=== Exercise directions ===
Each entry is to be retyped exactly as it appears, and each image is to be dropped.

=== Records to use ===
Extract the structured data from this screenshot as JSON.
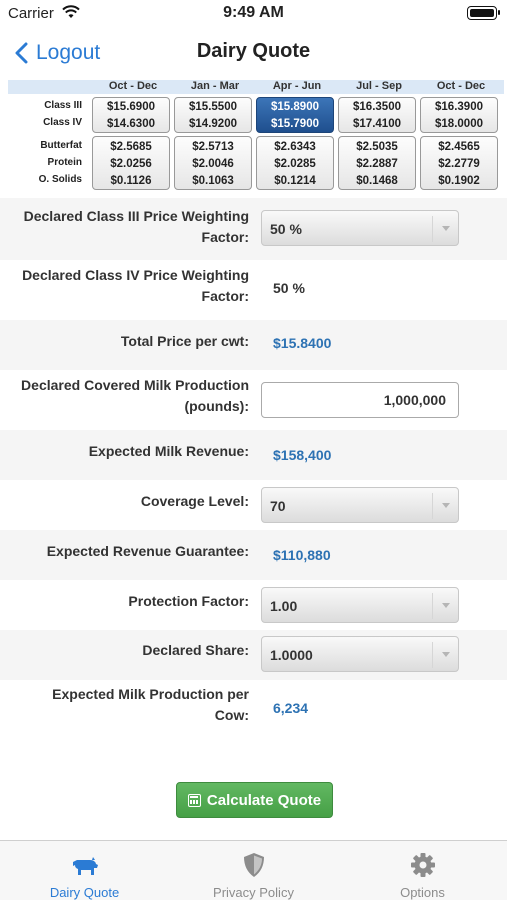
{
  "status": {
    "carrier": "Carrier",
    "time": "9:49 AM"
  },
  "nav": {
    "back_label": "Logout",
    "title": "Dairy Quote"
  },
  "price_grid": {
    "quarters": [
      "Oct - Dec",
      "Jan - Mar",
      "Apr - Jun",
      "Jul - Sep",
      "Oct - Dec"
    ],
    "selected_quarter_index": 2,
    "class_labels": [
      "Class III",
      "Class IV"
    ],
    "component_labels": [
      "Butterfat",
      "Protein",
      "O. Solids"
    ],
    "class_values": [
      [
        "$15.6900",
        "$14.6300"
      ],
      [
        "$15.5500",
        "$14.9200"
      ],
      [
        "$15.8900",
        "$15.7900"
      ],
      [
        "$16.3500",
        "$17.4100"
      ],
      [
        "$16.3900",
        "$18.0000"
      ]
    ],
    "component_values": [
      [
        "$2.5685",
        "$2.0256",
        "$0.1126"
      ],
      [
        "$2.5713",
        "$2.0046",
        "$0.1063"
      ],
      [
        "$2.6343",
        "$2.0285",
        "$0.1214"
      ],
      [
        "$2.5035",
        "$2.2887",
        "$0.1468"
      ],
      [
        "$2.4565",
        "$2.2779",
        "$0.1902"
      ]
    ]
  },
  "form": {
    "class3_weight": {
      "label_line1": "Declared Class III Price Weighting",
      "label_line2": "Factor:",
      "value": "50 %"
    },
    "class4_weight": {
      "label_line1": "Declared Class IV Price Weighting",
      "label_line2": "Factor:",
      "value": "50 %"
    },
    "total_price": {
      "label": "Total Price per cwt:",
      "value": "$15.8400"
    },
    "covered_milk": {
      "label_line1": "Declared Covered Milk Production",
      "label_line2": "(pounds):",
      "value": "1,000,000"
    },
    "expected_revenue": {
      "label": "Expected Milk Revenue:",
      "value": "$158,400"
    },
    "coverage_level": {
      "label": "Coverage Level:",
      "value": "70"
    },
    "revenue_guarantee": {
      "label": "Expected Revenue Guarantee:",
      "value": "$110,880"
    },
    "protection_factor": {
      "label": "Protection Factor:",
      "value": "1.00"
    },
    "declared_share": {
      "label": "Declared Share:",
      "value": "1.0000"
    },
    "production_per_cow": {
      "label_line1": "Expected Milk Production per",
      "label_line2": "Cow:",
      "value": "6,234"
    }
  },
  "calculate_label": "Calculate Quote",
  "tabs": [
    {
      "label": "Dairy Quote",
      "icon": "cow-icon",
      "active": true
    },
    {
      "label": "Privacy Policy",
      "icon": "shield-icon",
      "active": false
    },
    {
      "label": "Options",
      "icon": "gear-icon",
      "active": false
    }
  ],
  "colors": {
    "accent": "#2b7bd4",
    "value_blue": "#2d72b3",
    "button_green": "#4ea64e",
    "selected_cell": "#2a5d9f"
  }
}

=== Completed exercise ===
Extract the structured data from this screenshot as JSON.
{
  "status": {
    "carrier": "Carrier",
    "time": "9:49 AM"
  },
  "nav": {
    "back_label": "Logout",
    "title": "Dairy Quote"
  },
  "price_grid": {
    "quarters": [
      "Oct - Dec",
      "Jan - Mar",
      "Apr - Jun",
      "Jul - Sep",
      "Oct - Dec"
    ],
    "selected_quarter_index": 2,
    "class_labels": [
      "Class III",
      "Class IV"
    ],
    "component_labels": [
      "Butterfat",
      "Protein",
      "O. Solids"
    ],
    "class_values": [
      [
        "$15.6900",
        "$14.6300"
      ],
      [
        "$15.5500",
        "$14.9200"
      ],
      [
        "$15.8900",
        "$15.7900"
      ],
      [
        "$16.3500",
        "$17.4100"
      ],
      [
        "$16.3900",
        "$18.0000"
      ]
    ],
    "component_values": [
      [
        "$2.5685",
        "$2.0256",
        "$0.1126"
      ],
      [
        "$2.5713",
        "$2.0046",
        "$0.1063"
      ],
      [
        "$2.6343",
        "$2.0285",
        "$0.1214"
      ],
      [
        "$2.5035",
        "$2.2887",
        "$0.1468"
      ],
      [
        "$2.4565",
        "$2.2779",
        "$0.1902"
      ]
    ]
  },
  "form": {
    "class3_weight": {
      "label_line1": "Declared Class III Price Weighting",
      "label_line2": "Factor:",
      "value": "50 %"
    },
    "class4_weight": {
      "label_line1": "Declared Class IV Price Weighting",
      "label_line2": "Factor:",
      "value": "50 %"
    },
    "total_price": {
      "label": "Total Price per cwt:",
      "value": "$15.8400"
    },
    "covered_milk": {
      "label_line1": "Declared Covered Milk Production",
      "label_line2": "(pounds):",
      "value": "1,000,000"
    },
    "expected_revenue": {
      "label": "Expected Milk Revenue:",
      "value": "$158,400"
    },
    "coverage_level": {
      "label": "Coverage Level:",
      "value": "70"
    },
    "revenue_guarantee": {
      "label": "Expected Revenue Guarantee:",
      "value": "$110,880"
    },
    "protection_factor": {
      "label": "Protection Factor:",
      "value": "1.00"
    },
    "declared_share": {
      "label": "Declared Share:",
      "value": "1.0000"
    },
    "production_per_cow": {
      "label_line1": "Expected Milk Production per",
      "label_line2": "Cow:",
      "value": "6,234"
    }
  },
  "calculate_label": "Calculate Quote",
  "tabs": [
    {
      "label": "Dairy Quote",
      "icon": "cow-icon",
      "active": true
    },
    {
      "label": "Privacy Policy",
      "icon": "shield-icon",
      "active": false
    },
    {
      "label": "Options",
      "icon": "gear-icon",
      "active": false
    }
  ],
  "colors": {
    "accent": "#2b7bd4",
    "value_blue": "#2d72b3",
    "button_green": "#4ea64e",
    "selected_cell": "#2a5d9f"
  }
}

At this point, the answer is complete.